Output the records exactly. Include every line.
-- START OF Entries supplied --
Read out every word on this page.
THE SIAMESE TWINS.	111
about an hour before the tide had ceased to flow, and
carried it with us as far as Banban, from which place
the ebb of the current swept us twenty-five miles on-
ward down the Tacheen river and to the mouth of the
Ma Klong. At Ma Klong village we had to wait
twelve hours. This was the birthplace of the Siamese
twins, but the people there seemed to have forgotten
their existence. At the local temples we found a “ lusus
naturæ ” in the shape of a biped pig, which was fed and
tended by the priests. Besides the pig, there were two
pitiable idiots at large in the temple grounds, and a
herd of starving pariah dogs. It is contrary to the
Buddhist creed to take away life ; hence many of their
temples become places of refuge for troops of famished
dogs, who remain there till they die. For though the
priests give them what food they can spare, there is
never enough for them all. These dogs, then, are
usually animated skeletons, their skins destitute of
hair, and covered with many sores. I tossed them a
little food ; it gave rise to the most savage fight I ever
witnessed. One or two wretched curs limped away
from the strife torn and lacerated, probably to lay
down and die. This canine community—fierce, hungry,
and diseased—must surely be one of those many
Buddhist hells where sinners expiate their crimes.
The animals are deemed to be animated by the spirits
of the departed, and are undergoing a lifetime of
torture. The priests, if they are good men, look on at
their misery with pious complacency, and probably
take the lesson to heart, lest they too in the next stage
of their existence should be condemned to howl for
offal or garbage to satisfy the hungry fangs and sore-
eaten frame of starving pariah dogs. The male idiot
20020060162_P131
-- END OF Entries supplied --
**Full response:**
Read out every word on this page.
THE SIAMESE TWINS.	111
about an hour before the tide had ceased to flow, and
carried it with us as far as Banban, from which place
the ebb of the current swept us twenty-five miles on-
ward down the Tacheen river and to the mouth of the
Ma Klong. At Ma Klong village we had to wait
twelve hours. This was the birthplace of the Siamese
twins, but the people there seemed to have forgotten
their existence. At the local temples we found a “ lusus
naturæ ” in the shape of a biped pig, which was fed and
tended by the priests. Besides the pig, there were two
pitiable idiots at large in the temple grounds, and a
herd of starving pariah dogs. It is contrary to the
Buddhist creed to take away life ; hence many of their
temples become places of refuge for troops of famished
dogs, who remain there till they die. For though the
priests give them what food they can spare, there is
never enough for them all. These dogs, then, are
usually animated skeletons, their skins destitute of
hair, and covered with many sores. I tossed them a
little food ; it gave rise to the most savage fight I ever
witnessed. One or two wretched curs limped away
from the strife torn and lacerated, probably to lay
down and die. This canine community—fierce, hungry,
and diseased—must surely be one of those many
Buddhist hells where sinners expiate their crimes.
The animals are deemed to be animated by the spirits
of the departed, and are undergoing a lifetime of
torture. The priests, if they are good men, look on at
their misery with pious complacency, and probably
take the lesson to heart, lest they too in the next stage
of their existence should be condemned to howl for
offal or garbage to satisfy the hungry fangs and sore-
eaten frame of starving pariah dogs. The male idiot
20020060162_P131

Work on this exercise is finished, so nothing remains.